Task directions: From the entries that follow, extract each line holding the string "content".

** BEGIN **

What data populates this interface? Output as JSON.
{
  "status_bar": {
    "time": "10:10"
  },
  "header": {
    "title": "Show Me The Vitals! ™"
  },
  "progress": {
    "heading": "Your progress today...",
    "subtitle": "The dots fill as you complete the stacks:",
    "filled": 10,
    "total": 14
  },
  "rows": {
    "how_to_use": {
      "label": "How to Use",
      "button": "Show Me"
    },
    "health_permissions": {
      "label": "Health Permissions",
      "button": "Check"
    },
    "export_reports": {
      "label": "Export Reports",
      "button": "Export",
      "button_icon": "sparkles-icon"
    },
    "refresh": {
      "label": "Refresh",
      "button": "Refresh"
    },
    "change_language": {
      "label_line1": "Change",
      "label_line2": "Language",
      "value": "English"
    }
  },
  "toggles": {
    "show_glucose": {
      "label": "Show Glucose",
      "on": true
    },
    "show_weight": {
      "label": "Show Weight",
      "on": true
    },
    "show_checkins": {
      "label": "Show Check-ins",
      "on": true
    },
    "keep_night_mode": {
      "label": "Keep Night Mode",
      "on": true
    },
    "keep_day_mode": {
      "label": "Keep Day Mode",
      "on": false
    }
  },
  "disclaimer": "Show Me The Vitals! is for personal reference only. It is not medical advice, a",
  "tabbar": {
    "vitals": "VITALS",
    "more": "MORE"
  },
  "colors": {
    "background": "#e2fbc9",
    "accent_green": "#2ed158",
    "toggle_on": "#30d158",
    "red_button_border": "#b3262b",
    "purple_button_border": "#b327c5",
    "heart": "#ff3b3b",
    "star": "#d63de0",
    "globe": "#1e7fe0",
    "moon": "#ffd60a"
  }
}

** END **
** BEGIN **

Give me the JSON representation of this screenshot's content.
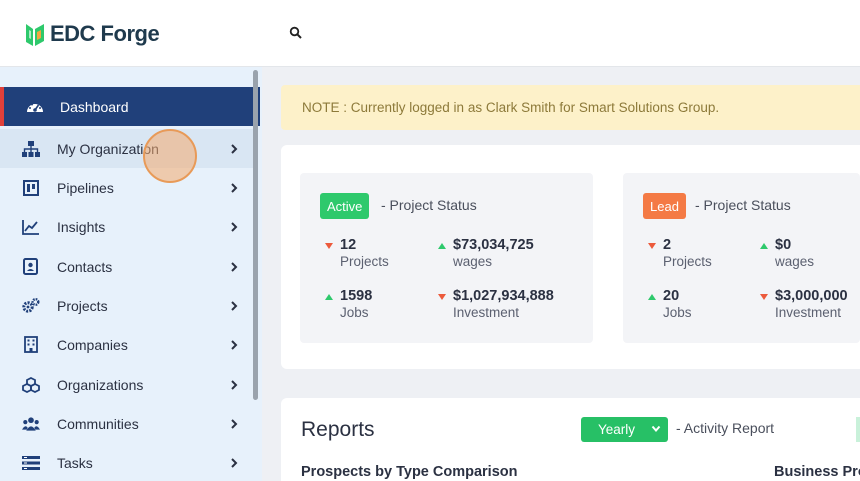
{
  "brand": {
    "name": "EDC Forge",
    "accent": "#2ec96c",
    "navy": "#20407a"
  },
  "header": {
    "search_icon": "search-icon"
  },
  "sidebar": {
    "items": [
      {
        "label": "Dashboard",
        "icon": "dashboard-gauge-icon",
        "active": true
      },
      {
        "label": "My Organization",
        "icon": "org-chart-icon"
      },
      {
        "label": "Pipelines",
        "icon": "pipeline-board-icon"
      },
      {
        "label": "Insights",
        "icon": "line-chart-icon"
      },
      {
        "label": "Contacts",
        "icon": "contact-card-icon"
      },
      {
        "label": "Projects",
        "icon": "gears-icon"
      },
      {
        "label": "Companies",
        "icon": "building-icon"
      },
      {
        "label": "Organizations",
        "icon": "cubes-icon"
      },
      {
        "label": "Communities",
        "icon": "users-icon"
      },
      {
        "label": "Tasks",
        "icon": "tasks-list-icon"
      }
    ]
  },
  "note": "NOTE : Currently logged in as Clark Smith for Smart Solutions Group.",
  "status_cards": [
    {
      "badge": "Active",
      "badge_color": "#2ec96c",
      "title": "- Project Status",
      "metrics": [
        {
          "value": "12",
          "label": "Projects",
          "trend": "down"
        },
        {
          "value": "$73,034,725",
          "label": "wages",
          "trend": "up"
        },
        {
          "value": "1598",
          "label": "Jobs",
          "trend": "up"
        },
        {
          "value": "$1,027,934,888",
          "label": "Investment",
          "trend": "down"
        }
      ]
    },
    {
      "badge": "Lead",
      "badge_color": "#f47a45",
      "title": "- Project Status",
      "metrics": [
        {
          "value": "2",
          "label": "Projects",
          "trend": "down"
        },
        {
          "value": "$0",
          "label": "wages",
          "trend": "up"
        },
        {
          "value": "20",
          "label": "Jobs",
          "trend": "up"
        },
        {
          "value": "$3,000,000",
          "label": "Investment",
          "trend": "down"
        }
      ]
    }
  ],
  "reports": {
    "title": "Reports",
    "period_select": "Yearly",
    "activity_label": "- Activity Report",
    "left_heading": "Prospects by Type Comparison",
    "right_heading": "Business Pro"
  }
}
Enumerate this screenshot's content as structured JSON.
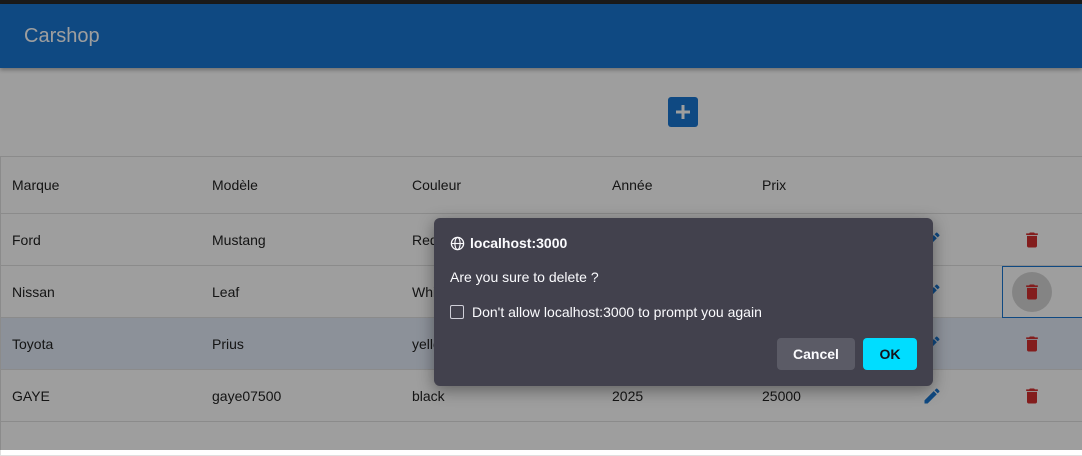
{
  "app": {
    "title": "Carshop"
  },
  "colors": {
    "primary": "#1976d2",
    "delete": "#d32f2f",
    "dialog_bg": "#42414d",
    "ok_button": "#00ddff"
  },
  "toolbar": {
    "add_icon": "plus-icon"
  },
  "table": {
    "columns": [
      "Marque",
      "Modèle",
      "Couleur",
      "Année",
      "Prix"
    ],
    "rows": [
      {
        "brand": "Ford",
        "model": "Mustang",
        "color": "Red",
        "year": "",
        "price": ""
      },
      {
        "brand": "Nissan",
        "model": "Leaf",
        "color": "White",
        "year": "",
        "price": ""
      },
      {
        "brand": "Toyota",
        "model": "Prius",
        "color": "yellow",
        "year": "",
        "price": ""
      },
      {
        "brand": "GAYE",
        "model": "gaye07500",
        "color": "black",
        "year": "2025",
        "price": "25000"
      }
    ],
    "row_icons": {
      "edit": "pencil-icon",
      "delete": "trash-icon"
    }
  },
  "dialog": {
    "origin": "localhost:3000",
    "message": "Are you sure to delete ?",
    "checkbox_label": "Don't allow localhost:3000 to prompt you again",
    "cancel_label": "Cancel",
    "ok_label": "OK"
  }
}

** END **
** BEGIN **

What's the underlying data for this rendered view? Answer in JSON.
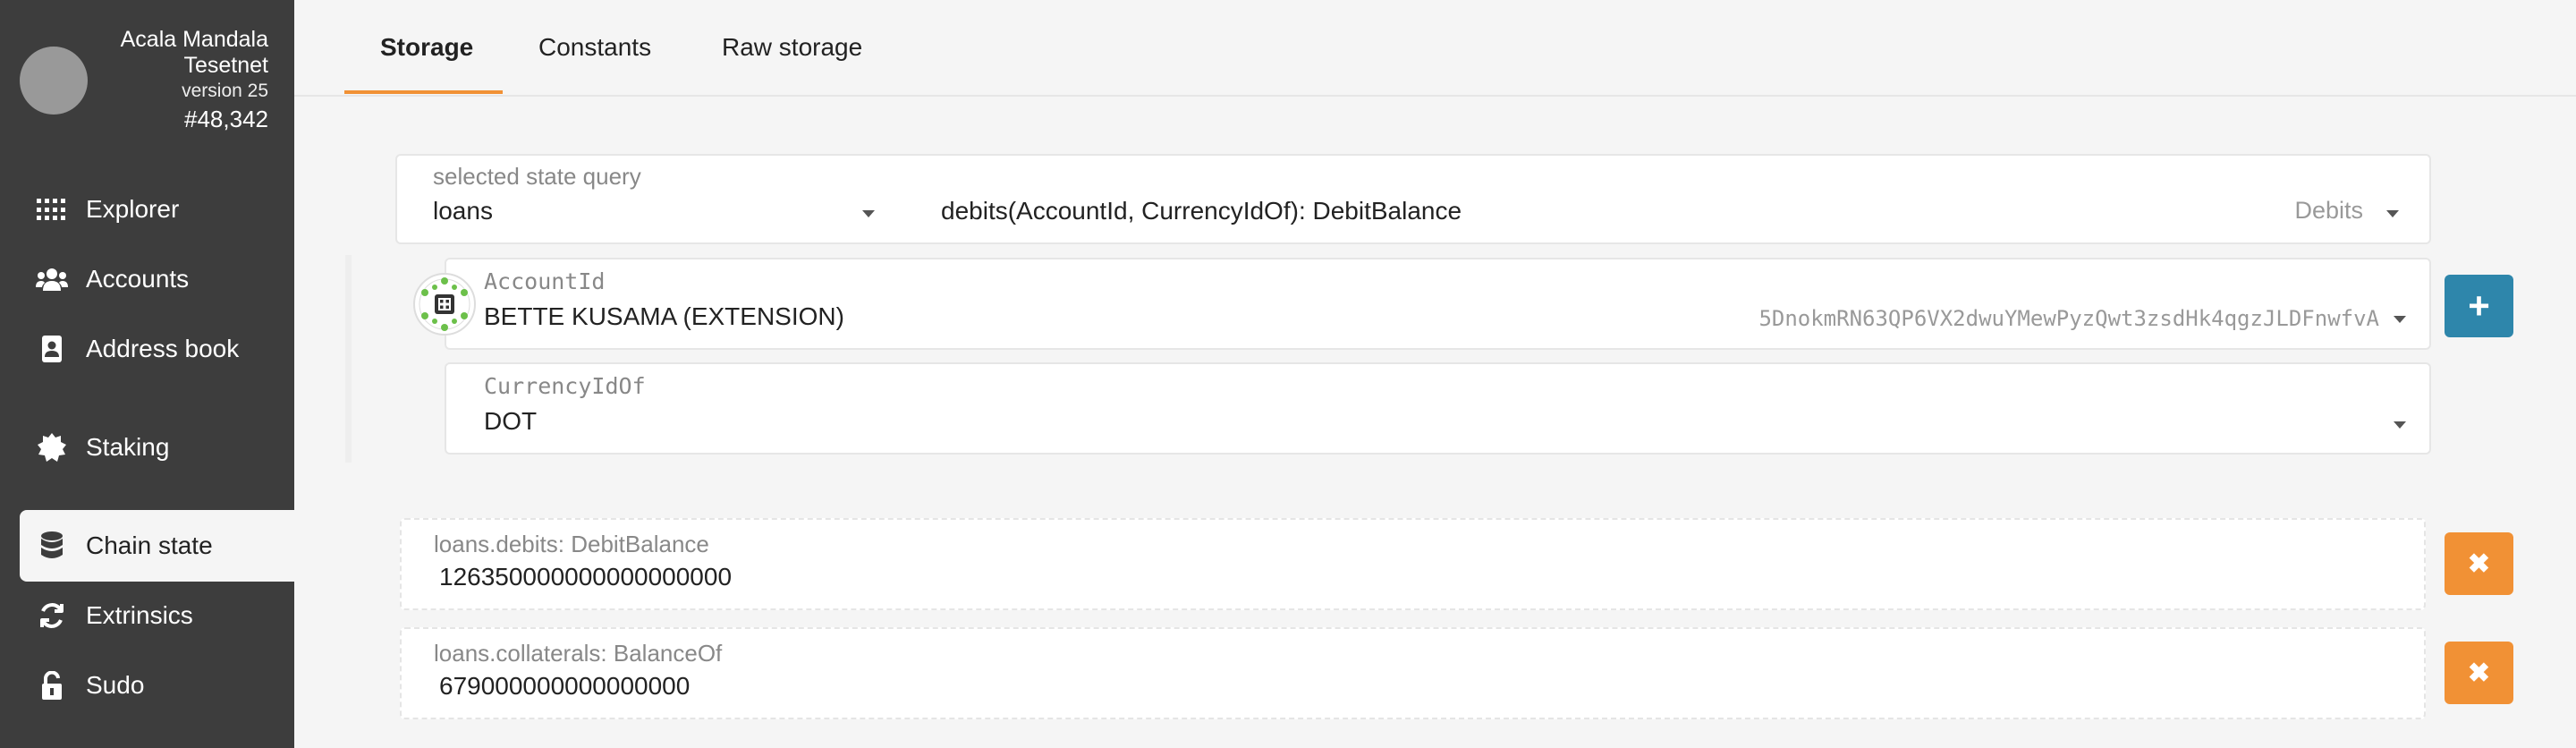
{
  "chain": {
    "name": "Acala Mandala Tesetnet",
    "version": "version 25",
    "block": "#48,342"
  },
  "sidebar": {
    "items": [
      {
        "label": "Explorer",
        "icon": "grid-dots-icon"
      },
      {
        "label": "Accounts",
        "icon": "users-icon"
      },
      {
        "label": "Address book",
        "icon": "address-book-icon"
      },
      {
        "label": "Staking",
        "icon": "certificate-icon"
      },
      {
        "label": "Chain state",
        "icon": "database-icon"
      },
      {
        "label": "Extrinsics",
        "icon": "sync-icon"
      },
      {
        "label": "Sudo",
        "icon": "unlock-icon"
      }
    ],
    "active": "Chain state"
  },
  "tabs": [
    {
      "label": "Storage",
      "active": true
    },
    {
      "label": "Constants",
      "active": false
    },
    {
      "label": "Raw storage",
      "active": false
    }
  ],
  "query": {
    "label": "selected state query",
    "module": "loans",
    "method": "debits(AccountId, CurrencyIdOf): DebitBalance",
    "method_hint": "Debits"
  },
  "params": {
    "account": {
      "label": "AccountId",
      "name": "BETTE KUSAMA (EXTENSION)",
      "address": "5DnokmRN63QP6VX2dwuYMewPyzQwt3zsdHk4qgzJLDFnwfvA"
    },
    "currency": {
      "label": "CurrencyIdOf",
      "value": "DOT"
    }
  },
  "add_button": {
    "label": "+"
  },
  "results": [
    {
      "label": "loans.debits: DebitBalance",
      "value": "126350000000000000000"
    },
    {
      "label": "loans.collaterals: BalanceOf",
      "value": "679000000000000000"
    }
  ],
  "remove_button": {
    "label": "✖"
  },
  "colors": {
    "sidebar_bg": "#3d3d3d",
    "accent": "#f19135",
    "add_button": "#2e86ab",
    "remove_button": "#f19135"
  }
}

** END **

Complete answer:
Give me the JSON representation of this screenshot's content.
Enumerate this screenshot's content as structured JSON.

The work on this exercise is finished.